→ The request: Write out the records below once more, exactly as they stand.

→ Given records:
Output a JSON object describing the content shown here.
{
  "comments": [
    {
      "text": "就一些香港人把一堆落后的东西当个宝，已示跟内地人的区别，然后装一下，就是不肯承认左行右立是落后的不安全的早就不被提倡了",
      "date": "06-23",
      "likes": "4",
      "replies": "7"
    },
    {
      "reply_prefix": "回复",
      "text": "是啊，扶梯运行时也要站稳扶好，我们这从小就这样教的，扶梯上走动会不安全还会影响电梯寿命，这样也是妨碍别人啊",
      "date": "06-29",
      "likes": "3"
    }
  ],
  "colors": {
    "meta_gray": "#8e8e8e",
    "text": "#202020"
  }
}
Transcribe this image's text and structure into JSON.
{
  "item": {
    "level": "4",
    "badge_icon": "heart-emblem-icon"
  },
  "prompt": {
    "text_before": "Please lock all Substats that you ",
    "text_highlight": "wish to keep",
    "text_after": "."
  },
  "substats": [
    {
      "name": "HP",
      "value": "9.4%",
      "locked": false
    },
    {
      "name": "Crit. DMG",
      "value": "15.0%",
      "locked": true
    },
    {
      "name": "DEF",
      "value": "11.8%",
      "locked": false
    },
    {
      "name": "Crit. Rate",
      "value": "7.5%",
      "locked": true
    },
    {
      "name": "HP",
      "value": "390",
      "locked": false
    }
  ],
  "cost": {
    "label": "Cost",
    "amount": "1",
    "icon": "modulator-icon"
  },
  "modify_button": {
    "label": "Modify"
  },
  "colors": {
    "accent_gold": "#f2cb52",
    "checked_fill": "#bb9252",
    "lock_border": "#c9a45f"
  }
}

→ Problem solution:
Output a JSON object describing the content shown here.
{
  "comments": [
    {
      "text": "就一些香港人把一堆落后的东西当个宝，已示跟内地人的区别，然后装一下，就是不肯承认左行右立是落后的不安全的早就不被提倡了",
      "date": "06-23",
      "likes": "4",
      "replies": "7"
    },
    {
      "reply_prefix": "回复",
      "text": "是啊，扶梯运行时也要站稳扶好，我们这从小就这样教的，扶梯上走动会不安全还会影响电梯寿命，这样也是妨碍别人啊",
      "date": "06-29",
      "likes": "3"
    }
  ],
  "colors": {
    "meta_gray": "#8e8e8e",
    "text": "#202020"
  }
}
Transcribe this image's text and structure into JSON.
{
  "item": {
    "level": "4",
    "badge_icon": "heart-emblem-icon"
  },
  "prompt": {
    "text_before": "Please lock all Substats that you ",
    "text_highlight": "wish to keep",
    "text_after": "."
  },
  "substats": [
    {
      "name": "HP",
      "value": "9.4%",
      "locked": false
    },
    {
      "name": "Crit. DMG",
      "value": "15.0%",
      "locked": true
    },
    {
      "name": "DEF",
      "value": "11.8%",
      "locked": false
    },
    {
      "name": "Crit. Rate",
      "value": "7.5%",
      "locked": true
    },
    {
      "name": "HP",
      "value": "390",
      "locked": false
    }
  ],
  "cost": {
    "label": "Cost",
    "amount": "1",
    "icon": "modulator-icon"
  },
  "modify_button": {
    "label": "Modify"
  },
  "colors": {
    "accent_gold": "#f2cb52",
    "checked_fill": "#bb9252",
    "lock_border": "#c9a45f"
  }
}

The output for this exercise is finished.